What to do
Every record below should be printed exactly as given.

Material provided
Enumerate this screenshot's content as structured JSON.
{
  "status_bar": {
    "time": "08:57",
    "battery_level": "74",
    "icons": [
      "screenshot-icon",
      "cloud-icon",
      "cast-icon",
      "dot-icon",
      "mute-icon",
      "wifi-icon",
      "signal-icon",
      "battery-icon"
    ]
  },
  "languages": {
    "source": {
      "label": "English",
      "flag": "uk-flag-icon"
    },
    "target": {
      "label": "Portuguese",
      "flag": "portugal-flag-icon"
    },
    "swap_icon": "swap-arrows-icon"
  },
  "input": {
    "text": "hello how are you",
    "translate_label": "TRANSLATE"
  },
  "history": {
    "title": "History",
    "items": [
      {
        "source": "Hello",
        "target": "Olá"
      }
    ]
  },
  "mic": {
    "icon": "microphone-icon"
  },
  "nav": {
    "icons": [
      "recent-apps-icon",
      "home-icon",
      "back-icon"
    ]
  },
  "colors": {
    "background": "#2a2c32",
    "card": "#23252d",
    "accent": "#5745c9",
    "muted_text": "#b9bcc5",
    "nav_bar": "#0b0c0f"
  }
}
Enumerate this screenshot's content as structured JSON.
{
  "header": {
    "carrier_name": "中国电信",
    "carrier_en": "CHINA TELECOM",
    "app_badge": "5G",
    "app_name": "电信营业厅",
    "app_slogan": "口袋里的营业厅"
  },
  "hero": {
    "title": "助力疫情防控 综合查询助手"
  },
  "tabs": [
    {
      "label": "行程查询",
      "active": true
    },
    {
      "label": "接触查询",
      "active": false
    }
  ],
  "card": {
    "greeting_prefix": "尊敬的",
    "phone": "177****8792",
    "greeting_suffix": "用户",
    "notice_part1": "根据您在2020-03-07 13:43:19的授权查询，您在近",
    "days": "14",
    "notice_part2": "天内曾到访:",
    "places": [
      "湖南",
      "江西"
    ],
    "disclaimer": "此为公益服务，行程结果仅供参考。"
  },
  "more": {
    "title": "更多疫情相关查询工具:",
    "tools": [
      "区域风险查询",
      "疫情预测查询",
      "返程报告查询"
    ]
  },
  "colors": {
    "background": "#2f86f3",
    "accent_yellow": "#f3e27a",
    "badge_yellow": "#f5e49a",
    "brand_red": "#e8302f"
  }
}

Result for this exercise
Enumerate this screenshot's content as structured JSON.
{
  "status_bar": {
    "time": "08:57",
    "battery_level": "74",
    "icons": [
      "screenshot-icon",
      "cloud-icon",
      "cast-icon",
      "dot-icon",
      "mute-icon",
      "wifi-icon",
      "signal-icon",
      "battery-icon"
    ]
  },
  "languages": {
    "source": {
      "label": "English",
      "flag": "uk-flag-icon"
    },
    "target": {
      "label": "Portuguese",
      "flag": "portugal-flag-icon"
    },
    "swap_icon": "swap-arrows-icon"
  },
  "input": {
    "text": "hello how are you",
    "translate_label": "TRANSLATE"
  },
  "history": {
    "title": "History",
    "items": [
      {
        "source": "Hello",
        "target": "Olá"
      }
    ]
  },
  "mic": {
    "icon": "microphone-icon"
  },
  "nav": {
    "icons": [
      "recent-apps-icon",
      "home-icon",
      "back-icon"
    ]
  },
  "colors": {
    "background": "#2a2c32",
    "card": "#23252d",
    "accent": "#5745c9",
    "muted_text": "#b9bcc5",
    "nav_bar": "#0b0c0f"
  }
}
Enumerate this screenshot's content as structured JSON.
{
  "header": {
    "carrier_name": "中国电信",
    "carrier_en": "CHINA TELECOM",
    "app_badge": "5G",
    "app_name": "电信营业厅",
    "app_slogan": "口袋里的营业厅"
  },
  "hero": {
    "title": "助力疫情防控 综合查询助手"
  },
  "tabs": [
    {
      "label": "行程查询",
      "active": true
    },
    {
      "label": "接触查询",
      "active": false
    }
  ],
  "card": {
    "greeting_prefix": "尊敬的",
    "phone": "177****8792",
    "greeting_suffix": "用户",
    "notice_part1": "根据您在2020-03-07 13:43:19的授权查询，您在近",
    "days": "14",
    "notice_part2": "天内曾到访:",
    "places": [
      "湖南",
      "江西"
    ],
    "disclaimer": "此为公益服务，行程结果仅供参考。"
  },
  "more": {
    "title": "更多疫情相关查询工具:",
    "tools": [
      "区域风险查询",
      "疫情预测查询",
      "返程报告查询"
    ]
  },
  "colors": {
    "background": "#2f86f3",
    "accent_yellow": "#f3e27a",
    "badge_yellow": "#f5e49a",
    "brand_red": "#e8302f"
  }
}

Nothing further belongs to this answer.